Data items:
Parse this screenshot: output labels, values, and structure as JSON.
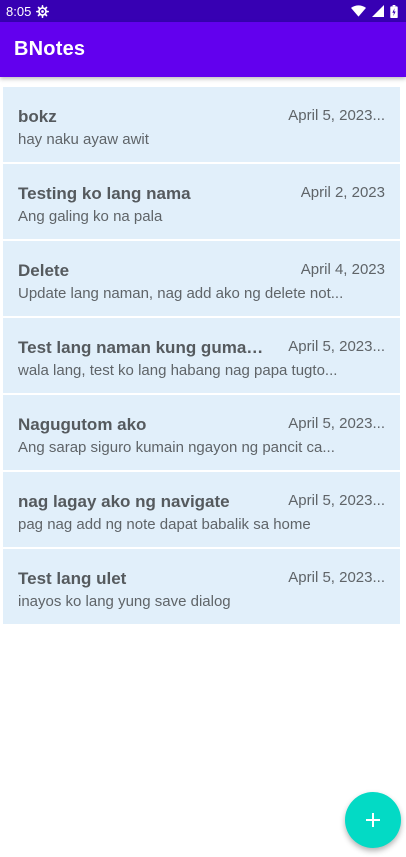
{
  "status_bar": {
    "time": "8:05",
    "icons": [
      "settings-gear-icon",
      "wifi-icon",
      "cellular-signal-icon",
      "battery-charging-icon"
    ]
  },
  "app_bar": {
    "title": "BNotes"
  },
  "notes": [
    {
      "title": "bokz",
      "date": "April 5, 2023...",
      "body": "hay naku ayaw awit"
    },
    {
      "title": "Testing ko lang nama",
      "date": "April 2, 2023",
      "body": "Ang galing ko na pala"
    },
    {
      "title": "Delete",
      "date": "April 4, 2023",
      "body": "Update lang naman, nag add ako ng delete not..."
    },
    {
      "title": "Test lang naman kung gumag...",
      "date": "April 5, 2023...",
      "body": "wala lang, test ko lang habang nag papa tugto..."
    },
    {
      "title": "Nagugutom ako",
      "date": "April 5, 2023...",
      "body": "Ang sarap siguro kumain ngayon ng pancit ca..."
    },
    {
      "title": "nag lagay ako ng navigate",
      "date": "April 5, 2023...",
      "body": "pag nag add ng note dapat babalik sa home"
    },
    {
      "title": "Test lang ulet",
      "date": "April 5, 2023...",
      "body": "inayos ko lang yung save dialog"
    }
  ],
  "fab": {
    "icon": "plus-icon"
  },
  "colors": {
    "status_bar": "#3700b3",
    "app_bar": "#6200ee",
    "card_background": "#e1effa",
    "fab": "#03dac5"
  }
}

=== GIVEN TASK ===
Except for the pictures, copy every line of the records above exactly.

=== SOLUTION TO THE PROBLEM ===
Parse this screenshot: output labels, values, and structure as JSON.
{
  "status_bar": {
    "time": "8:05",
    "icons": [
      "settings-gear-icon",
      "wifi-icon",
      "cellular-signal-icon",
      "battery-charging-icon"
    ]
  },
  "app_bar": {
    "title": "BNotes"
  },
  "notes": [
    {
      "title": "bokz",
      "date": "April 5, 2023...",
      "body": "hay naku ayaw awit"
    },
    {
      "title": "Testing ko lang nama",
      "date": "April 2, 2023",
      "body": "Ang galing ko na pala"
    },
    {
      "title": "Delete",
      "date": "April 4, 2023",
      "body": "Update lang naman, nag add ako ng delete not..."
    },
    {
      "title": "Test lang naman kung gumag...",
      "date": "April 5, 2023...",
      "body": "wala lang, test ko lang habang nag papa tugto..."
    },
    {
      "title": "Nagugutom ako",
      "date": "April 5, 2023...",
      "body": "Ang sarap siguro kumain ngayon ng pancit ca..."
    },
    {
      "title": "nag lagay ako ng navigate",
      "date": "April 5, 2023...",
      "body": "pag nag add ng note dapat babalik sa home"
    },
    {
      "title": "Test lang ulet",
      "date": "April 5, 2023...",
      "body": "inayos ko lang yung save dialog"
    }
  ],
  "fab": {
    "icon": "plus-icon"
  },
  "colors": {
    "status_bar": "#3700b3",
    "app_bar": "#6200ee",
    "card_background": "#e1effa",
    "fab": "#03dac5"
  }
}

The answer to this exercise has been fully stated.